#### GIVEN REQUEST
From the entries below, copy out every line with "Disable" in it.
━━━━━━━━━━━━━━━━
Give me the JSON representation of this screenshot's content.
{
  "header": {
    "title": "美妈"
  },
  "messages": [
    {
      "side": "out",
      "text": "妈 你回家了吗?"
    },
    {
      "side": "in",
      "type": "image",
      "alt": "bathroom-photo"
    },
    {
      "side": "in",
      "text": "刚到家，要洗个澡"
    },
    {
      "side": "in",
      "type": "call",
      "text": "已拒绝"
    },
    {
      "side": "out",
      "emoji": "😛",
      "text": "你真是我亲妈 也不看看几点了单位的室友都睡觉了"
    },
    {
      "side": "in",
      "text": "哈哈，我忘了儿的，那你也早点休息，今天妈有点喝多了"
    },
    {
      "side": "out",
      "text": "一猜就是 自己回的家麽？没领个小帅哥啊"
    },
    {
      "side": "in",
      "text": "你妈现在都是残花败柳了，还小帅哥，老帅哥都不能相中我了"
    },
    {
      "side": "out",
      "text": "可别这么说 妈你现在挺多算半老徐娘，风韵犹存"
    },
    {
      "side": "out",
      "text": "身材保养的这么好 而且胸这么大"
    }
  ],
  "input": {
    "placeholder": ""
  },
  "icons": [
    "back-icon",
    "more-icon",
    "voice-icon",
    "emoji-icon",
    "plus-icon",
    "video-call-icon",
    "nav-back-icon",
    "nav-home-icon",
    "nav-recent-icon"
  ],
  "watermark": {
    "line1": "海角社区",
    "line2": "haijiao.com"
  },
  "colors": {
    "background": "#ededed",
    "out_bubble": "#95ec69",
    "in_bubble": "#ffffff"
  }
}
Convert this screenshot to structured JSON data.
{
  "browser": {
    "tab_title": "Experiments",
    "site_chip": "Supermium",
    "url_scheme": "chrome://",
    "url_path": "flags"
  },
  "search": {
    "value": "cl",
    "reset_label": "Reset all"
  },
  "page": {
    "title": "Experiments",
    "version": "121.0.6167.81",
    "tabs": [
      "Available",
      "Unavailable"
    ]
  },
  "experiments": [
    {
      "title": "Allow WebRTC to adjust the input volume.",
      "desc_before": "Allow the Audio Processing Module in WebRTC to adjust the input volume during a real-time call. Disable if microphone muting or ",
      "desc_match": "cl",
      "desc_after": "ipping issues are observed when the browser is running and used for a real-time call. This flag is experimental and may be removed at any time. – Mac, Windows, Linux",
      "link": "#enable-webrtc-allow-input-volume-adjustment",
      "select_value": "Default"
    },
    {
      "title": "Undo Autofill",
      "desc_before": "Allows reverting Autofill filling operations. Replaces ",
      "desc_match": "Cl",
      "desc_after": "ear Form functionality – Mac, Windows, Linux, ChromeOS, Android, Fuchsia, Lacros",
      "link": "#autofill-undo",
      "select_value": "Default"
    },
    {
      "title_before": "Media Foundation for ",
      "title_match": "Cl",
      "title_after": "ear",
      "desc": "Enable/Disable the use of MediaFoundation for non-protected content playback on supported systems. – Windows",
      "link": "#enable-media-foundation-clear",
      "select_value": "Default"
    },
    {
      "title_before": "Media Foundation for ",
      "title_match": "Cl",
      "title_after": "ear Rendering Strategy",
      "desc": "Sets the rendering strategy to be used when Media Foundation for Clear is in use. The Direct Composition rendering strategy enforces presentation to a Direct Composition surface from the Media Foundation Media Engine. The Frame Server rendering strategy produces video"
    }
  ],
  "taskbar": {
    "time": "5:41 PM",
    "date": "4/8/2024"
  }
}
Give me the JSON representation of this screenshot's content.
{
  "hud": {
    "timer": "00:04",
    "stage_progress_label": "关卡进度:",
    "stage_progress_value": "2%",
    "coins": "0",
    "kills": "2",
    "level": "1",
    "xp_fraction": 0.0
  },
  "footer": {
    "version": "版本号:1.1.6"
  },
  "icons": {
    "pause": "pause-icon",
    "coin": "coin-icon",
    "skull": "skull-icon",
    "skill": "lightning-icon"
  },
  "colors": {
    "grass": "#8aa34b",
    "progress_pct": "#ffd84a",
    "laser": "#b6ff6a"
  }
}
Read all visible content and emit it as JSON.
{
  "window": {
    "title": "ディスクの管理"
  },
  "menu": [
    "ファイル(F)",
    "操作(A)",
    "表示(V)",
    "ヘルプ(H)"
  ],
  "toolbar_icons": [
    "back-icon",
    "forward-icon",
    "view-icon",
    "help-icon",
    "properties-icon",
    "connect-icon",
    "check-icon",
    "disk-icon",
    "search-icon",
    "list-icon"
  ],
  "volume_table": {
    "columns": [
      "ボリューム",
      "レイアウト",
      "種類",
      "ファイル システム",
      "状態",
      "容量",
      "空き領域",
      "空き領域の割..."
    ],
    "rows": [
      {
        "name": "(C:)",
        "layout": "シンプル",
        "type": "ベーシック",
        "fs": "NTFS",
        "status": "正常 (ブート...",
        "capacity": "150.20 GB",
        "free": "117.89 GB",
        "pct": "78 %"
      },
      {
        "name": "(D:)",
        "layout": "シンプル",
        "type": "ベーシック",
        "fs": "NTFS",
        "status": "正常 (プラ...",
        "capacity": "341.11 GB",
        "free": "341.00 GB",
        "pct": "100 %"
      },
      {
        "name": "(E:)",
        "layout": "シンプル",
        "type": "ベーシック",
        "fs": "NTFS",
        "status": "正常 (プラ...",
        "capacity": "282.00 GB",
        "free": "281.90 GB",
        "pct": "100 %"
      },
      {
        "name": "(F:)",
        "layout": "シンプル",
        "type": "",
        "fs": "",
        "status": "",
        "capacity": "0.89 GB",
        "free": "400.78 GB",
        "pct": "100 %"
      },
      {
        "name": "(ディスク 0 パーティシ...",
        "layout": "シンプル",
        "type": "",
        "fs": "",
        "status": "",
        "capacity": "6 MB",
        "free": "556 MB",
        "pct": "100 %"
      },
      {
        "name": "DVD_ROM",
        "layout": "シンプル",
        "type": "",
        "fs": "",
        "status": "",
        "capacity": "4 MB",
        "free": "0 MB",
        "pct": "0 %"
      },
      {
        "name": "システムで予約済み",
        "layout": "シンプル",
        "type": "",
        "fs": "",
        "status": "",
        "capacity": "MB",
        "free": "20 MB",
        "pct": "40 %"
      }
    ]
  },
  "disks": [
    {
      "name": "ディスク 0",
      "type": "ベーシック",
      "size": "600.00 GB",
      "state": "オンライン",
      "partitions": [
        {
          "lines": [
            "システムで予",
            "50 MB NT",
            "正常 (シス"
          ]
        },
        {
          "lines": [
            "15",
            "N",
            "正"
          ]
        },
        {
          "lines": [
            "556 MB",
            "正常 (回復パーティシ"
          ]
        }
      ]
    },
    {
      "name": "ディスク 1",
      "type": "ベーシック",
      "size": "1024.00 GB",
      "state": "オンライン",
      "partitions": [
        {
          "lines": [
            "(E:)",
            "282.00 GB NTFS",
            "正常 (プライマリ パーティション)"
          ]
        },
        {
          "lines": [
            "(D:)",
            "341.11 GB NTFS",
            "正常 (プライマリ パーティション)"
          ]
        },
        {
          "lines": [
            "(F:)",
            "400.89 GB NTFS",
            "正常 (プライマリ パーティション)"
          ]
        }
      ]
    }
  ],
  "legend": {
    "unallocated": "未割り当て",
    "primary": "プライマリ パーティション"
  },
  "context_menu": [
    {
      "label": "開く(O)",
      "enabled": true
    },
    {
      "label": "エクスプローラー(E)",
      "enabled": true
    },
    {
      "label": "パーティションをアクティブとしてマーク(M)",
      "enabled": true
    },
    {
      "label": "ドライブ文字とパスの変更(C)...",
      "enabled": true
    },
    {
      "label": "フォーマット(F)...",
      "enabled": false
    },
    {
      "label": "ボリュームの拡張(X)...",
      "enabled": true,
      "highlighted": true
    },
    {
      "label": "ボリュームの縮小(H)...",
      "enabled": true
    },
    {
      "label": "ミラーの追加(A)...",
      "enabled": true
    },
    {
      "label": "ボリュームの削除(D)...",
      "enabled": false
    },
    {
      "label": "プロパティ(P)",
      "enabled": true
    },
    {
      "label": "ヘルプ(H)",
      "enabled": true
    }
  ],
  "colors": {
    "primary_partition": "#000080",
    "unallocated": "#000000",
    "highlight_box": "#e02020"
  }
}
━━━━━━━━━━━━━━━━
#### OUTPUT OF THE EXERCISE
      "desc_before": "Allow the Audio Processing Module in WebRTC to adjust the input volume during a real-time call. Disable if microphone muting or ",
      "desc": "Enable/Disable the use of MediaFoundation for non-protected content playback on supported systems. – Windows",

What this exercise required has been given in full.